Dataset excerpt

::::

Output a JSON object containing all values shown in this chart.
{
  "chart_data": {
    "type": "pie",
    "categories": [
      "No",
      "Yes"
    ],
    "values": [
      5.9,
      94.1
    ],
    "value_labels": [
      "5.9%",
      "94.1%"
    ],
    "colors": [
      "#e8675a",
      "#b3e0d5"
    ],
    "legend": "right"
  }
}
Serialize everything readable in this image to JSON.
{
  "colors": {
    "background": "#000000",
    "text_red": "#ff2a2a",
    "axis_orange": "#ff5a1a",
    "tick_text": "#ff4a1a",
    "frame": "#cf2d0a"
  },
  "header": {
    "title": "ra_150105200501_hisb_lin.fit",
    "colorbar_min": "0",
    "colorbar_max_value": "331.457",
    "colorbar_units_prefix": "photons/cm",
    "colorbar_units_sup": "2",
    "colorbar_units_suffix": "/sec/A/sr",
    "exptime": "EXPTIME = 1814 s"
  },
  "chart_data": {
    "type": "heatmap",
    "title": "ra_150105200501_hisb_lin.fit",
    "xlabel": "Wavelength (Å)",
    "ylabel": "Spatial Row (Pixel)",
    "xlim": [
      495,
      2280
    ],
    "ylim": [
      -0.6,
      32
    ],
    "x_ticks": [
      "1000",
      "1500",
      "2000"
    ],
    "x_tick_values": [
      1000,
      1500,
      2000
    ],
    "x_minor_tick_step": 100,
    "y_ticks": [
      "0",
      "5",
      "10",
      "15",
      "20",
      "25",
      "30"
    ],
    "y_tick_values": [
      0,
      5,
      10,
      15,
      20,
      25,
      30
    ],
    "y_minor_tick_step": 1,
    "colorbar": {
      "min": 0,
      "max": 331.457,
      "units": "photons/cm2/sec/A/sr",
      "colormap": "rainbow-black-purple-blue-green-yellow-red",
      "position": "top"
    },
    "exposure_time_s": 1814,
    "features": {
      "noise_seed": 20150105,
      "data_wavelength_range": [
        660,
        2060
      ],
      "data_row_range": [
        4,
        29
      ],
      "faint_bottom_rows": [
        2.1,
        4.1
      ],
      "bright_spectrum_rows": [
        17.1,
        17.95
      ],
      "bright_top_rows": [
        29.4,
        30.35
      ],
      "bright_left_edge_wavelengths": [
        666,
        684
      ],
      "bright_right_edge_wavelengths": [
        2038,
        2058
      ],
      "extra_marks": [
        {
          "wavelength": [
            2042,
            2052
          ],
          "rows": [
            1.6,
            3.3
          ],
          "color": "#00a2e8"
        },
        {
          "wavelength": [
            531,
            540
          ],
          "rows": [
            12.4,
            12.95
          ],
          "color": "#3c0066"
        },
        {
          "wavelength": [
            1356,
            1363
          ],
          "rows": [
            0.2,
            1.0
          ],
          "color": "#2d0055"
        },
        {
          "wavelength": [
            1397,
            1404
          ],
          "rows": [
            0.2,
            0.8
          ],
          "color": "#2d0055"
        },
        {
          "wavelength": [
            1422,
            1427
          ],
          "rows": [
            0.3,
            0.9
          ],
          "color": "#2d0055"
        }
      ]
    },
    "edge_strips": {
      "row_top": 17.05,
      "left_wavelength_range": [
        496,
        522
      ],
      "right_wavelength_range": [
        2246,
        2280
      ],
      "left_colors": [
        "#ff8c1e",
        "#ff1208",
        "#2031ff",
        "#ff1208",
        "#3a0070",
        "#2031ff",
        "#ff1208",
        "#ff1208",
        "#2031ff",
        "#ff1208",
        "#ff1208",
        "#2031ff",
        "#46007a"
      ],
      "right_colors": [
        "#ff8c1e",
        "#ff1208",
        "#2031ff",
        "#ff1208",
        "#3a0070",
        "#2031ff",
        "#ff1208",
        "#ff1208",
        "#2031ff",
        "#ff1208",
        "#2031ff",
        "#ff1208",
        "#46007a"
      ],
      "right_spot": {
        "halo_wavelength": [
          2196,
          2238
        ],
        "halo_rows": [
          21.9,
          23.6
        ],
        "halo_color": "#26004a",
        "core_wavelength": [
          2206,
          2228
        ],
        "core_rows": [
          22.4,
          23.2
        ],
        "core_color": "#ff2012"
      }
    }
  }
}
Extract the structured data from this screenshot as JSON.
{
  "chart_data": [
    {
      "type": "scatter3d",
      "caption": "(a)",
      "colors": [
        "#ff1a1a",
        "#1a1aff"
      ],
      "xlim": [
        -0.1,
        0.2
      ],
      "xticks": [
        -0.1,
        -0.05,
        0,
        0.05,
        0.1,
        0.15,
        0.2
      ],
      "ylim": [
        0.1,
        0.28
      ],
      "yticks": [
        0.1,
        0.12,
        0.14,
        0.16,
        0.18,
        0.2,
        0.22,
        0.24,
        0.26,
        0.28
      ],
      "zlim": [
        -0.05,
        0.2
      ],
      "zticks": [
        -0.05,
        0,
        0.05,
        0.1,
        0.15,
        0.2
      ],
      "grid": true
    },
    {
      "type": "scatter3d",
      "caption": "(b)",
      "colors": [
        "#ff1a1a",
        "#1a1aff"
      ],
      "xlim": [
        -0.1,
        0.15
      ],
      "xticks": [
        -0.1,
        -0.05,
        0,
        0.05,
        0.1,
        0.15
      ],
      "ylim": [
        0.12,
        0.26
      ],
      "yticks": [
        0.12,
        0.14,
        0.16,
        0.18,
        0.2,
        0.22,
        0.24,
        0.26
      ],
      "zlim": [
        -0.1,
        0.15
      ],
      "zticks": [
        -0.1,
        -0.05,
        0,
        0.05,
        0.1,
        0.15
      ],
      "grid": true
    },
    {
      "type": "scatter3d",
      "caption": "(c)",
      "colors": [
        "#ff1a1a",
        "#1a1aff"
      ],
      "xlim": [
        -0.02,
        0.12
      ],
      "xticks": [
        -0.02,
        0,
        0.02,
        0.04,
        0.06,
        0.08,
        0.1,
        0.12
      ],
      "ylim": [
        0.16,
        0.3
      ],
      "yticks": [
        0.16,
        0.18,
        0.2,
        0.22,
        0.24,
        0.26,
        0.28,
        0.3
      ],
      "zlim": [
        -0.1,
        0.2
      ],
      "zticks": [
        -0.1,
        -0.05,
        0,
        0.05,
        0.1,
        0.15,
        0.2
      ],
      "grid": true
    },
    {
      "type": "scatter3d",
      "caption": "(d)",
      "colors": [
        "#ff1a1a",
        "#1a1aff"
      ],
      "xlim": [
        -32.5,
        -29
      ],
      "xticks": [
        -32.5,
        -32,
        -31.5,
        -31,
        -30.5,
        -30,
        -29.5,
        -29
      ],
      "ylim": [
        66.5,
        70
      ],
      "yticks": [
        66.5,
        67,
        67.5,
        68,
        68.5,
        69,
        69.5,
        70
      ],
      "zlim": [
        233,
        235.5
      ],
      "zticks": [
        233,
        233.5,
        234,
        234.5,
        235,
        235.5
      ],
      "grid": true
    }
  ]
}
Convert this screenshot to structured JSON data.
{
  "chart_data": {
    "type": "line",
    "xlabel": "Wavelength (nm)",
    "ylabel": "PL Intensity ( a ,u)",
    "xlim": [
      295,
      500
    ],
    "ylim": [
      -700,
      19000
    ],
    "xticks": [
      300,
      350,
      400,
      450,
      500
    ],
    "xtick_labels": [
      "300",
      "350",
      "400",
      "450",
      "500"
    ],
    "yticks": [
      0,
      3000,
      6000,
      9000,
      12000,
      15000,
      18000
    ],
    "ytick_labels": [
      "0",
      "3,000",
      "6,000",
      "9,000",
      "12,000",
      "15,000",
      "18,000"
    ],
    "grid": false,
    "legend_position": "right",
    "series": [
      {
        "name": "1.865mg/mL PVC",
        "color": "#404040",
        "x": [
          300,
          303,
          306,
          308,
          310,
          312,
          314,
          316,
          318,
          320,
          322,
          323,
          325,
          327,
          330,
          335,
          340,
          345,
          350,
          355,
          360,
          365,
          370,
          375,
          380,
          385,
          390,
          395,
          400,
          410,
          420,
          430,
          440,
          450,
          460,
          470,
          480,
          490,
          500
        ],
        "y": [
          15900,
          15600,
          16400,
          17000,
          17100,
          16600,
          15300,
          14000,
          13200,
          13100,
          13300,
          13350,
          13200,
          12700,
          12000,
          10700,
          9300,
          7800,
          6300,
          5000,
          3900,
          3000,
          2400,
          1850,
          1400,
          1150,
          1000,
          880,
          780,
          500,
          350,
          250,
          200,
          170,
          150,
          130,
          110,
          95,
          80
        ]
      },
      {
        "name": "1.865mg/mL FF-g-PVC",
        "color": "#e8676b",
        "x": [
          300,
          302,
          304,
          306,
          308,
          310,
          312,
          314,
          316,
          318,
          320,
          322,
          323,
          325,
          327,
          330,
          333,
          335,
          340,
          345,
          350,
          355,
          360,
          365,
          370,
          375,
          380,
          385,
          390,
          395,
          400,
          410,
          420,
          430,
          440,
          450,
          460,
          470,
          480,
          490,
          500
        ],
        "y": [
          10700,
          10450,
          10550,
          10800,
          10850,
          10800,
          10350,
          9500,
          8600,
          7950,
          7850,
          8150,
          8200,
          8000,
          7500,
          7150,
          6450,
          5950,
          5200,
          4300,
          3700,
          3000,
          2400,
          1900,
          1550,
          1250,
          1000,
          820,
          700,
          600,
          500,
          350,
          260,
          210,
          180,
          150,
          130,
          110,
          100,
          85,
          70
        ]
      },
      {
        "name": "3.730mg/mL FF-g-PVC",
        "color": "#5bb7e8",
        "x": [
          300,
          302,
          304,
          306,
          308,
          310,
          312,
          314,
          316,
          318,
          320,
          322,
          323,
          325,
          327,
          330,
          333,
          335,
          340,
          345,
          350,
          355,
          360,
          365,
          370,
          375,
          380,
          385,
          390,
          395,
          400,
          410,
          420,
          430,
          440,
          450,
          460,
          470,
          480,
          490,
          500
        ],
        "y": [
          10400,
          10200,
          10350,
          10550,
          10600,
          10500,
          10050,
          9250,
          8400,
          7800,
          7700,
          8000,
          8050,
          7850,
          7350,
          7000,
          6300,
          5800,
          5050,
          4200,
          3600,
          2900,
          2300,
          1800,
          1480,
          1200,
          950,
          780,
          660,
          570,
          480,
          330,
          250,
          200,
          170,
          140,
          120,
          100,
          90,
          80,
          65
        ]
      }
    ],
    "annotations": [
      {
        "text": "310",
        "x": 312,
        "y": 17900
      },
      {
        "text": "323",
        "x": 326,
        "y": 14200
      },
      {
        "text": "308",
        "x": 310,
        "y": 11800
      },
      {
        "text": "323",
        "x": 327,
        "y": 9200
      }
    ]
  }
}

::::

The exercise >> Show each line of the listing that holds the string "screenshot".

Correct response >>
Extract the structured data from this screenshot as JSON.
Convert this screenshot to structured JSON data.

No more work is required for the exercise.